| Work required |
Determine which lines of the records include the word "protocol", and copy them.

____

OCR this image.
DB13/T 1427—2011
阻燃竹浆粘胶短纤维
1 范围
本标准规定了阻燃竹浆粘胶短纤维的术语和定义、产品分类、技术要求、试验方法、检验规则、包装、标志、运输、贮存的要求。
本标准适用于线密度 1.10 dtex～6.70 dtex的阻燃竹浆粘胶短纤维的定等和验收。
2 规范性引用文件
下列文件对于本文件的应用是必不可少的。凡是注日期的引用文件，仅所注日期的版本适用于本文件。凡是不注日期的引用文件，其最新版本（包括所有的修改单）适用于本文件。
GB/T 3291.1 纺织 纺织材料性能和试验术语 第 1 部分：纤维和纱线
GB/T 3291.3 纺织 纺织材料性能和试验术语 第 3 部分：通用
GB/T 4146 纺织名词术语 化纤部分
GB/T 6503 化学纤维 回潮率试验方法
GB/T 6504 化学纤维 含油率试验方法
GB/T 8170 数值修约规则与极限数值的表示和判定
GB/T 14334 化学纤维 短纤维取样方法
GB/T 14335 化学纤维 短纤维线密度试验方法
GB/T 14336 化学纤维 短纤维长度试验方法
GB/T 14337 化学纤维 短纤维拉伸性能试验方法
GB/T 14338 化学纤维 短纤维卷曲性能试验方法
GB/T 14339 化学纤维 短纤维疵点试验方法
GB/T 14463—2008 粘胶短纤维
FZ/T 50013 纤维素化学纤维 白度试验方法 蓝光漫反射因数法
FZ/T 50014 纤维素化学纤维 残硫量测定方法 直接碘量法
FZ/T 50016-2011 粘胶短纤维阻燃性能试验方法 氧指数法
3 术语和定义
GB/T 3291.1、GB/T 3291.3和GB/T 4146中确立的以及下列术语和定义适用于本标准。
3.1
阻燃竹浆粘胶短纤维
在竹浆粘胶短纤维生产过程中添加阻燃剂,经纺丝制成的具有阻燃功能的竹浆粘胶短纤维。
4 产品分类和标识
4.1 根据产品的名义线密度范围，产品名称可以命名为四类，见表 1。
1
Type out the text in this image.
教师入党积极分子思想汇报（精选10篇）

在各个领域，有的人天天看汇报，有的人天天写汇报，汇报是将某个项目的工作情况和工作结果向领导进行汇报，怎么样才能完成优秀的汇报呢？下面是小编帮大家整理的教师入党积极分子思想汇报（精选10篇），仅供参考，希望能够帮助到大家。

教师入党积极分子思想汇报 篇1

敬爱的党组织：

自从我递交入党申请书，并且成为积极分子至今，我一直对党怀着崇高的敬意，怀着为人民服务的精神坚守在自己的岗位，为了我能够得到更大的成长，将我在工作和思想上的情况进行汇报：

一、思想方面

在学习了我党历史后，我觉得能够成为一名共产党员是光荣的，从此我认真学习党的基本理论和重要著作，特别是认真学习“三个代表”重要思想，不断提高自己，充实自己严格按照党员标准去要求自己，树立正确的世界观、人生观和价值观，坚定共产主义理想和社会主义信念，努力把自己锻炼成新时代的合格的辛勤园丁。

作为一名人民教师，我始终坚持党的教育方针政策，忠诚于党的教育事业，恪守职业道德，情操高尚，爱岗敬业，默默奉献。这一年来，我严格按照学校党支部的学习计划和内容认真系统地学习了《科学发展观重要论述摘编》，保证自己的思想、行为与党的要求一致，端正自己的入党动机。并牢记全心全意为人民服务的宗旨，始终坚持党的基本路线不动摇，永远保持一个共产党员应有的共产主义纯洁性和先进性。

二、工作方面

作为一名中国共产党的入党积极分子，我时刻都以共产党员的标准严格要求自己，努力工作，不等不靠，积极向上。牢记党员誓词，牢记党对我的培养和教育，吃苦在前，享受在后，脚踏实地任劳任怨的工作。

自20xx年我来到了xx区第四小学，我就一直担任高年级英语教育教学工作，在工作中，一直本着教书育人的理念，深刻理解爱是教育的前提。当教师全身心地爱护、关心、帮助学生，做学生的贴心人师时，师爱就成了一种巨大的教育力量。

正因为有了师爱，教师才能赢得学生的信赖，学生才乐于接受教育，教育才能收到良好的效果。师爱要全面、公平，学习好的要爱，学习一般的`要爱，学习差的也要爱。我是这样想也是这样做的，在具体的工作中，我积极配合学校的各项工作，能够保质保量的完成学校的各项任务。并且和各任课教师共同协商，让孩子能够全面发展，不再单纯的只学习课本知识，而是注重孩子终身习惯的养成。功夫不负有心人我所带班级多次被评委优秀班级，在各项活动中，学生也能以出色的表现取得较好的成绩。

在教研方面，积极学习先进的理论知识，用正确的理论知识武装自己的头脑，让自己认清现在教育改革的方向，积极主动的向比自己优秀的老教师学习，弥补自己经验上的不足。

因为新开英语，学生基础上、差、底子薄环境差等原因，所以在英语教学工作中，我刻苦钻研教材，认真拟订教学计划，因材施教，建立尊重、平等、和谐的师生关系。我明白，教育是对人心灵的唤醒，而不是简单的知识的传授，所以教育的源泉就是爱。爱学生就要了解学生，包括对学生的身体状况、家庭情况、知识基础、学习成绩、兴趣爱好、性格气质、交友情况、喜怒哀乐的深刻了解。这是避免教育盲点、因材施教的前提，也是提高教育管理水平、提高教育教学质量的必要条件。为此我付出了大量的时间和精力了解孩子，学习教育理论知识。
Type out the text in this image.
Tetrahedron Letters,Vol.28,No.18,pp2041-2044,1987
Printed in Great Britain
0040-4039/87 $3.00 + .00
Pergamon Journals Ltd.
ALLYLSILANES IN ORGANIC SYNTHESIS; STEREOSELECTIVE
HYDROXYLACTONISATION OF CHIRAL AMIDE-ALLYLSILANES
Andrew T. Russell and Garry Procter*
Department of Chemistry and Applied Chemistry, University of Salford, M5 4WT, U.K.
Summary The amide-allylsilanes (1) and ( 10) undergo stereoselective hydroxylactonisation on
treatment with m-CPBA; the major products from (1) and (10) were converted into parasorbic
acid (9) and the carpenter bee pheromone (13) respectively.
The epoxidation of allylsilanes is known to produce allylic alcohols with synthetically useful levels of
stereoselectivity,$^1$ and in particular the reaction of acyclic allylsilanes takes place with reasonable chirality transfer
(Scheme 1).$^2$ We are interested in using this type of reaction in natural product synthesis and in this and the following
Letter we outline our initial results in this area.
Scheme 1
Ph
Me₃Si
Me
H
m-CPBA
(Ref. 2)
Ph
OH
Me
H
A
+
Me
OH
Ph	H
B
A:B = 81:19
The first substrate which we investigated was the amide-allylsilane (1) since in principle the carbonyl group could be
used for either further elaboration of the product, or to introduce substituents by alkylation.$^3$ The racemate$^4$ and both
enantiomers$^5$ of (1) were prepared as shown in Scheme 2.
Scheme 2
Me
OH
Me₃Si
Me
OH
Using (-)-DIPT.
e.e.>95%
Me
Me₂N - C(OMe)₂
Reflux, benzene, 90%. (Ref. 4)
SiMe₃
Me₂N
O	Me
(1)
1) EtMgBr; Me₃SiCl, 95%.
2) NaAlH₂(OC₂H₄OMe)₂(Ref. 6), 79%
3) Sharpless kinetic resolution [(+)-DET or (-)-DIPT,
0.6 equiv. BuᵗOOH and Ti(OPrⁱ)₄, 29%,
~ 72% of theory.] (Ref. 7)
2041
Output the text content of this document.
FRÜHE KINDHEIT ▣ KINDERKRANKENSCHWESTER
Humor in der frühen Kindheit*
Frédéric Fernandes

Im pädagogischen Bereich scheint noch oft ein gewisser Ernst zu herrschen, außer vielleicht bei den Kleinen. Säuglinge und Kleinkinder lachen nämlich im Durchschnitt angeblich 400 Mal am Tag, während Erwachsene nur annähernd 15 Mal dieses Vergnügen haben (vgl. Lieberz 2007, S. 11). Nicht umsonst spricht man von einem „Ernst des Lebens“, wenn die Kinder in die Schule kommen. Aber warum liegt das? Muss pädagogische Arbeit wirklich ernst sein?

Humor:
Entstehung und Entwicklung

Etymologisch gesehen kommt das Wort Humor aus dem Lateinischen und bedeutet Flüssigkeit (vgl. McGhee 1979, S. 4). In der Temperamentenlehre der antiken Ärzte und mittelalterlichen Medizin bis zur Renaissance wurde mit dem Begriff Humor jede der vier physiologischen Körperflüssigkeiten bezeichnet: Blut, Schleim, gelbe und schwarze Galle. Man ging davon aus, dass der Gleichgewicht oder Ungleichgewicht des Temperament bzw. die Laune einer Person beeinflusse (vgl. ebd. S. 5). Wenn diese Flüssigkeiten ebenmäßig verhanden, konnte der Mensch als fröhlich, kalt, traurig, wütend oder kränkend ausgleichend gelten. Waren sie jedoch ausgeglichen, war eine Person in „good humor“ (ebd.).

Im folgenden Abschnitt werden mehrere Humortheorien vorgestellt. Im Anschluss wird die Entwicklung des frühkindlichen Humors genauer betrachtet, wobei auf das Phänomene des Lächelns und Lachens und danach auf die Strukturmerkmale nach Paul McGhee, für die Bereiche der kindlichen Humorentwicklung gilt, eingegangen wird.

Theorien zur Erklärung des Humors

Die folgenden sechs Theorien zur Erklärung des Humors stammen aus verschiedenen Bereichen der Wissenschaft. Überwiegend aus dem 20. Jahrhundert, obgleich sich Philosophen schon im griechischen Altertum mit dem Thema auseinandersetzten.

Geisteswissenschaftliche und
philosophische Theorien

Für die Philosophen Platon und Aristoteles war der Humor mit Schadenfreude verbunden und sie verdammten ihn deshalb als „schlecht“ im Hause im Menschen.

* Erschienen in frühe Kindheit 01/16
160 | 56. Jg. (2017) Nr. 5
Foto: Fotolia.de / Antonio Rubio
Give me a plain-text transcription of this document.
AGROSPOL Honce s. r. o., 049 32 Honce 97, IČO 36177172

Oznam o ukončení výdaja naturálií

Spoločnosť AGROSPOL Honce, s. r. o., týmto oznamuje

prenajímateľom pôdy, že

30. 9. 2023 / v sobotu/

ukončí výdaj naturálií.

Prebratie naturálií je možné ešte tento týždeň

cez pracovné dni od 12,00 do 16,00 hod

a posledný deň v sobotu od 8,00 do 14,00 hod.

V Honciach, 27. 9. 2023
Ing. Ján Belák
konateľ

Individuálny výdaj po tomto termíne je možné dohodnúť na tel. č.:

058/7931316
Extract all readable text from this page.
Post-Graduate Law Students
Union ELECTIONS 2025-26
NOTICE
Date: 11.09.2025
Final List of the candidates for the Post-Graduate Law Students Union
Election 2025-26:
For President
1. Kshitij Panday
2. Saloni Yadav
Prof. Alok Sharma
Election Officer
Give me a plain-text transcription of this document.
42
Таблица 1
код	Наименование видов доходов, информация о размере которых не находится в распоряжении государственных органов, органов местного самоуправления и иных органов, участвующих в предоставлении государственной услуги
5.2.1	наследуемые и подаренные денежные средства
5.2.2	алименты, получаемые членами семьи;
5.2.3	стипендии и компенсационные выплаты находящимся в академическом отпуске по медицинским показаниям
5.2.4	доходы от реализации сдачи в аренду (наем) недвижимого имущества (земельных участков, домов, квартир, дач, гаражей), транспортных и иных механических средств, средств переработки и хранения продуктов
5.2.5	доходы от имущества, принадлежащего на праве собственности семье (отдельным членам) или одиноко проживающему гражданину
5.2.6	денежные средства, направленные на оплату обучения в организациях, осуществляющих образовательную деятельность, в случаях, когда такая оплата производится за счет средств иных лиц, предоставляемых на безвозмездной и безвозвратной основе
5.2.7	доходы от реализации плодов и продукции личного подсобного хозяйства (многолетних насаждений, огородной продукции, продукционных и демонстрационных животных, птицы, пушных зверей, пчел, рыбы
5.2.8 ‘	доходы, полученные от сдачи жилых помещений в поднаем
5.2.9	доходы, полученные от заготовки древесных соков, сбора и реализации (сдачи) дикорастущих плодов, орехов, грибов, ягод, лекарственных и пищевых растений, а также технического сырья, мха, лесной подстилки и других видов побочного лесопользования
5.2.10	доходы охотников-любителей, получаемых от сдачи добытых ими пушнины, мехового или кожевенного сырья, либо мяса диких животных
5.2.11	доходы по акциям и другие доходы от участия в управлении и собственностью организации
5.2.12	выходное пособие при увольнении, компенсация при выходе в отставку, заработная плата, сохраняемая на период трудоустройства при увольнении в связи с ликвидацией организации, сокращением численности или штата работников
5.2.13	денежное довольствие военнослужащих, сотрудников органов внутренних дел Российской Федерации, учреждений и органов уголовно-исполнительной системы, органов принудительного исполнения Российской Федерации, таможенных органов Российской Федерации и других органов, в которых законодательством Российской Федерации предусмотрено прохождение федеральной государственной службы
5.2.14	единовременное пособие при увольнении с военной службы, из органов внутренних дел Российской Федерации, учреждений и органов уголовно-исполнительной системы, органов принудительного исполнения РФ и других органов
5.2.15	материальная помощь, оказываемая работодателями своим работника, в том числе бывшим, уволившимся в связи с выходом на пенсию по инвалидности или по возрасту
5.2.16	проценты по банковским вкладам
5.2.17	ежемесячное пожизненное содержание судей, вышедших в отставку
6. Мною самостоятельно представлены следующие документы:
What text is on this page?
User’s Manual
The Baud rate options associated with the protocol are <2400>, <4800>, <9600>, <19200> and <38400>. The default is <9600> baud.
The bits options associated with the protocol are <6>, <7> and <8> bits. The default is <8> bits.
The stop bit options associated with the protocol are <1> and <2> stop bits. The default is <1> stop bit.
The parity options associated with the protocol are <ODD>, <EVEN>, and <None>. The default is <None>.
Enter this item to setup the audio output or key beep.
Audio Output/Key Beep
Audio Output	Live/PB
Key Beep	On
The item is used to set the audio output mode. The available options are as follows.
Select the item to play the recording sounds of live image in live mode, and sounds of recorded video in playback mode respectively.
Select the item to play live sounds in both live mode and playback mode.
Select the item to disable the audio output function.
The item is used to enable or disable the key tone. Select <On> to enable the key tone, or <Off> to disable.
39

____

| Answer to this problem |
The Baud rate options associated with the protocol are <2400>, <4800>, <9600>, <19200> and <38400>. The default is <9600> baud.
The bits options associated with the protocol are <6>, <7> and <8> bits. The default is <8> bits.
The stop bit options associated with the protocol are <1> and <2> stop bits. The default is <1> stop bit.
The parity options associated with the protocol are <ODD>, <EVEN>, and <None>. The default is <None>.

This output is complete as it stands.